▶ **GIVEN EXERCISE**:
Below is a block of records. Copy every line in it that contains the word "text".
— BEGIN RECORDS TO USE —
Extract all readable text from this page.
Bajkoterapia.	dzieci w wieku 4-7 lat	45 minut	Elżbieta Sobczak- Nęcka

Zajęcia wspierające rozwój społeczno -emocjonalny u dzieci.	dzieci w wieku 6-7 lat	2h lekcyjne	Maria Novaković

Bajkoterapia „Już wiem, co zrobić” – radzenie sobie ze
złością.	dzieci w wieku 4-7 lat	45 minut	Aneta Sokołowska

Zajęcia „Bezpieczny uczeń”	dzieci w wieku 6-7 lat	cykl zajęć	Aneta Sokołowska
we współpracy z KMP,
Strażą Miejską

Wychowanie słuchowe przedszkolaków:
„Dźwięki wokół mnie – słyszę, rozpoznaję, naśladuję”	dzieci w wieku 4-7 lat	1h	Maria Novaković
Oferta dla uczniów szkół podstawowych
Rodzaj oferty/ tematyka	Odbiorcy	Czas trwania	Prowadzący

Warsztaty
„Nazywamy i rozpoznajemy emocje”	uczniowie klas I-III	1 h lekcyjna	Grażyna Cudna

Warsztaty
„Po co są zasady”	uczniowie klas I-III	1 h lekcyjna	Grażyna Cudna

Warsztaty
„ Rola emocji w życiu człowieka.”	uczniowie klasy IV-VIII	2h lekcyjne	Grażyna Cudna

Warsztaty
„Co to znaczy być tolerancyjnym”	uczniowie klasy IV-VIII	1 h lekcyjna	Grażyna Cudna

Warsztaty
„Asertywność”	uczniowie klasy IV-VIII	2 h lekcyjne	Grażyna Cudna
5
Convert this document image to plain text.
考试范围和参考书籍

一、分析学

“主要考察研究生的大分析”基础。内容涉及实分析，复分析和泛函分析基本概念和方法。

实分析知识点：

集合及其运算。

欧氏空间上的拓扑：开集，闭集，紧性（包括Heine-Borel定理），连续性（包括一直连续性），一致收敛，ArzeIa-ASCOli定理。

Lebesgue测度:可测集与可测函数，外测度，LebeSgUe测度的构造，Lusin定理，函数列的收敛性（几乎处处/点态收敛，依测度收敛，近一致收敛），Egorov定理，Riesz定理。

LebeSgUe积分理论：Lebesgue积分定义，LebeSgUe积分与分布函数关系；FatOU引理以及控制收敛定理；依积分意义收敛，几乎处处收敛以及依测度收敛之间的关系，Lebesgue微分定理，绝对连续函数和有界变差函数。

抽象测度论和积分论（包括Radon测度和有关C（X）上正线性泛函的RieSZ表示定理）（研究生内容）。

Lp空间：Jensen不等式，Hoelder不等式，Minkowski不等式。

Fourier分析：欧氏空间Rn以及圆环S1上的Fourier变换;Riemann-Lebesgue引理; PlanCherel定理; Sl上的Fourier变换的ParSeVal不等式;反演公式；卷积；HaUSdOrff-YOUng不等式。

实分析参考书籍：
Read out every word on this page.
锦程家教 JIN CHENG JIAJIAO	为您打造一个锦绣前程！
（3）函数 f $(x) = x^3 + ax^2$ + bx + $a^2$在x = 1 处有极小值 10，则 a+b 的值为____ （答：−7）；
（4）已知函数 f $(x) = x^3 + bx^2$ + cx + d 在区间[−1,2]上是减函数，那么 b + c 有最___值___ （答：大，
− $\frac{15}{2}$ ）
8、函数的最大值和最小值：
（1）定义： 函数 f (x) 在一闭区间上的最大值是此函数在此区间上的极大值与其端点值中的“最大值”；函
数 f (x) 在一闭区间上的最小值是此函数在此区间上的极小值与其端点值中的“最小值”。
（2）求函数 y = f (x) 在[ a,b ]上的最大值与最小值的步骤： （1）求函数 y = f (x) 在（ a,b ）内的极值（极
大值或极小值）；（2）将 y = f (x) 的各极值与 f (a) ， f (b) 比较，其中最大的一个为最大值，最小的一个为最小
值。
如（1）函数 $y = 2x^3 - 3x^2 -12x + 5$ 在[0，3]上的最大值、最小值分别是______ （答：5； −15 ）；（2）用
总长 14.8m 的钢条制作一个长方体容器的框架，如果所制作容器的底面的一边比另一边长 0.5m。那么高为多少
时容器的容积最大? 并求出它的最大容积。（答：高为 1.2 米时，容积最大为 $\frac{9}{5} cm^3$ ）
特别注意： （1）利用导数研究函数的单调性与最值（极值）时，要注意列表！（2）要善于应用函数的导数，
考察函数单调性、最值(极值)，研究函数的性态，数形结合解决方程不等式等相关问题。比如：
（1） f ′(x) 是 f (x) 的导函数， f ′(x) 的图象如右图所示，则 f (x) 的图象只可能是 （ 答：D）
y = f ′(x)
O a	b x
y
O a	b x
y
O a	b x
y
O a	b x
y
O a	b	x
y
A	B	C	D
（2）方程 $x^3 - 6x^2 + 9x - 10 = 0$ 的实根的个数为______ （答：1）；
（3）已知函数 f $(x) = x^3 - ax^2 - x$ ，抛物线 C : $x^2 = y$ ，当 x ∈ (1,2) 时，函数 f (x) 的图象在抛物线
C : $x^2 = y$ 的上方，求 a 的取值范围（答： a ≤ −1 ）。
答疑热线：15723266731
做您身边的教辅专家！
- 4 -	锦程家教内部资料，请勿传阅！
— END RECORDS TO USE —
▶ **RESULT OF THE TASK**:
Extract all readable text from this page.
Convert this document image to plain text.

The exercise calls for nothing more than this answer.